### REQUIRED WORK
The whole listing must be printed again without any alteration.

### SOURCE DATA
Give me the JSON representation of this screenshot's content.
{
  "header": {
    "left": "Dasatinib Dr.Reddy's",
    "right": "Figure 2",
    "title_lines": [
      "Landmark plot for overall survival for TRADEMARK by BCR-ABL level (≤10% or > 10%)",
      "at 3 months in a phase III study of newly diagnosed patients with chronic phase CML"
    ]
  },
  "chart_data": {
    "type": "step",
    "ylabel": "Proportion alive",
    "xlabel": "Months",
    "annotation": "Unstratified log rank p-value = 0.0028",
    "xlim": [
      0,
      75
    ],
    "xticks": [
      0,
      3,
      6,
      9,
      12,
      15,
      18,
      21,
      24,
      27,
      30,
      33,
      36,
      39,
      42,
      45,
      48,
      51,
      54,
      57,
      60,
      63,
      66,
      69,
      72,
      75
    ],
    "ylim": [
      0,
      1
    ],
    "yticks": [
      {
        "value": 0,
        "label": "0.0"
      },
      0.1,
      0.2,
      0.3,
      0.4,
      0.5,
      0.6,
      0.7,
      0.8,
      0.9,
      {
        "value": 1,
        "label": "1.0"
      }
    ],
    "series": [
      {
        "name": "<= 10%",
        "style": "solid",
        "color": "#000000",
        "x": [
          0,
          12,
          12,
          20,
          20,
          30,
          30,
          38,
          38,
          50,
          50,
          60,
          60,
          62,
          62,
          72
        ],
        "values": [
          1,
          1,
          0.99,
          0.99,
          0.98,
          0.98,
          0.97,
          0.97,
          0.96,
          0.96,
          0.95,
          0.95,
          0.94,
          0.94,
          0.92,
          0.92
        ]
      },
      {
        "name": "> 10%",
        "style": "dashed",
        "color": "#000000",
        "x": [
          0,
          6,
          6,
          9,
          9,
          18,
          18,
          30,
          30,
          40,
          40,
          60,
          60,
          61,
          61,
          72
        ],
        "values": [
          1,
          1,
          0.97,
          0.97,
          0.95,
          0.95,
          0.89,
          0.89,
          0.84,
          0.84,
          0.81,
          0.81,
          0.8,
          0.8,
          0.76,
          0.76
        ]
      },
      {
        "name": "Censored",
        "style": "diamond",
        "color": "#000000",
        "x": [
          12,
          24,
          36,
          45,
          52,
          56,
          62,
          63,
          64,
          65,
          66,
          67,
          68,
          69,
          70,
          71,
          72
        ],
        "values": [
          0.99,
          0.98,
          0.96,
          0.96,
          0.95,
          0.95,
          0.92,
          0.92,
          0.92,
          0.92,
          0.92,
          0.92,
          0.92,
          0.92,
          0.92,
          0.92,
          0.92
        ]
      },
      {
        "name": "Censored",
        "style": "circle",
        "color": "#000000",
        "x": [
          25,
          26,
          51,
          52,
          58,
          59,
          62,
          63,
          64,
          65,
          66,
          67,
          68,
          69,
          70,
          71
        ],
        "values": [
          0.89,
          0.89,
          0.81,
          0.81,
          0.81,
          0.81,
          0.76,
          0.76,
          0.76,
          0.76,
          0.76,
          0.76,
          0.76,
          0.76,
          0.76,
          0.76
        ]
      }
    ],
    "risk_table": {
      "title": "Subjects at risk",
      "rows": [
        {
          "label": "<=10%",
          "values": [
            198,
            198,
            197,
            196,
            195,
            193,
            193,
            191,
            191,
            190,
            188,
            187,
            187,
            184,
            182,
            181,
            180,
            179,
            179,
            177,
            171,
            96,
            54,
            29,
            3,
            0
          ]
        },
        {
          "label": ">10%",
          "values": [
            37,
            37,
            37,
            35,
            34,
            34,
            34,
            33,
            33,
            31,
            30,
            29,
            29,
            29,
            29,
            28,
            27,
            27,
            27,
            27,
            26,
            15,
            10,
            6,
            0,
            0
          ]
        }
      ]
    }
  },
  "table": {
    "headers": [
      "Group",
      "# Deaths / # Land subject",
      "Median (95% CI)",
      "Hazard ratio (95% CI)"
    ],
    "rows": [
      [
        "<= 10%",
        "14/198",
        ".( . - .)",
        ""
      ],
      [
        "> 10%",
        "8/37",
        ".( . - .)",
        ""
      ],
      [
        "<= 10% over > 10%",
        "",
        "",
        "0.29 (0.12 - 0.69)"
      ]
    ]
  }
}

### FINISHED TASK
Give me the JSON representation of this screenshot's content.
{
  "header": {
    "left": "Dasatinib Dr.Reddy's",
    "right": "Figure 2",
    "title_lines": [
      "Landmark plot for overall survival for TRADEMARK by BCR-ABL level (≤10% or > 10%)",
      "at 3 months in a phase III study of newly diagnosed patients with chronic phase CML"
    ]
  },
  "chart_data": {
    "type": "step",
    "ylabel": "Proportion alive",
    "xlabel": "Months",
    "annotation": "Unstratified log rank p-value = 0.0028",
    "xlim": [
      0,
      75
    ],
    "xticks": [
      0,
      3,
      6,
      9,
      12,
      15,
      18,
      21,
      24,
      27,
      30,
      33,
      36,
      39,
      42,
      45,
      48,
      51,
      54,
      57,
      60,
      63,
      66,
      69,
      72,
      75
    ],
    "ylim": [
      0,
      1
    ],
    "yticks": [
      {
        "value": 0,
        "label": "0.0"
      },
      0.1,
      0.2,
      0.3,
      0.4,
      0.5,
      0.6,
      0.7,
      0.8,
      0.9,
      {
        "value": 1,
        "label": "1.0"
      }
    ],
    "series": [
      {
        "name": "<= 10%",
        "style": "solid",
        "color": "#000000",
        "x": [
          0,
          12,
          12,
          20,
          20,
          30,
          30,
          38,
          38,
          50,
          50,
          60,
          60,
          62,
          62,
          72
        ],
        "values": [
          1,
          1,
          0.99,
          0.99,
          0.98,
          0.98,
          0.97,
          0.97,
          0.96,
          0.96,
          0.95,
          0.95,
          0.94,
          0.94,
          0.92,
          0.92
        ]
      },
      {
        "name": "> 10%",
        "style": "dashed",
        "color": "#000000",
        "x": [
          0,
          6,
          6,
          9,
          9,
          18,
          18,
          30,
          30,
          40,
          40,
          60,
          60,
          61,
          61,
          72
        ],
        "values": [
          1,
          1,
          0.97,
          0.97,
          0.95,
          0.95,
          0.89,
          0.89,
          0.84,
          0.84,
          0.81,
          0.81,
          0.8,
          0.8,
          0.76,
          0.76
        ]
      },
      {
        "name": "Censored",
        "style": "diamond",
        "color": "#000000",
        "x": [
          12,
          24,
          36,
          45,
          52,
          56,
          62,
          63,
          64,
          65,
          66,
          67,
          68,
          69,
          70,
          71,
          72
        ],
        "values": [
          0.99,
          0.98,
          0.96,
          0.96,
          0.95,
          0.95,
          0.92,
          0.92,
          0.92,
          0.92,
          0.92,
          0.92,
          0.92,
          0.92,
          0.92,
          0.92,
          0.92
        ]
      },
      {
        "name": "Censored",
        "style": "circle",
        "color": "#000000",
        "x": [
          25,
          26,
          51,
          52,
          58,
          59,
          62,
          63,
          64,
          65,
          66,
          67,
          68,
          69,
          70,
          71
        ],
        "values": [
          0.89,
          0.89,
          0.81,
          0.81,
          0.81,
          0.81,
          0.76,
          0.76,
          0.76,
          0.76,
          0.76,
          0.76,
          0.76,
          0.76,
          0.76,
          0.76
        ]
      }
    ],
    "risk_table": {
      "title": "Subjects at risk",
      "rows": [
        {
          "label": "<=10%",
          "values": [
            198,
            198,
            197,
            196,
            195,
            193,
            193,
            191,
            191,
            190,
            188,
            187,
            187,
            184,
            182,
            181,
            180,
            179,
            179,
            177,
            171,
            96,
            54,
            29,
            3,
            0
          ]
        },
        {
          "label": ">10%",
          "values": [
            37,
            37,
            37,
            35,
            34,
            34,
            34,
            33,
            33,
            31,
            30,
            29,
            29,
            29,
            29,
            28,
            27,
            27,
            27,
            27,
            26,
            15,
            10,
            6,
            0,
            0
          ]
        }
      ]
    }
  },
  "table": {
    "headers": [
      "Group",
      "# Deaths / # Land subject",
      "Median (95% CI)",
      "Hazard ratio (95% CI)"
    ],
    "rows": [
      [
        "<= 10%",
        "14/198",
        ".( . - .)",
        ""
      ],
      [
        "> 10%",
        "8/37",
        ".( . - .)",
        ""
      ],
      [
        "<= 10% over > 10%",
        "",
        "",
        "0.29 (0.12 - 0.69)"
      ]
    ]
  }
}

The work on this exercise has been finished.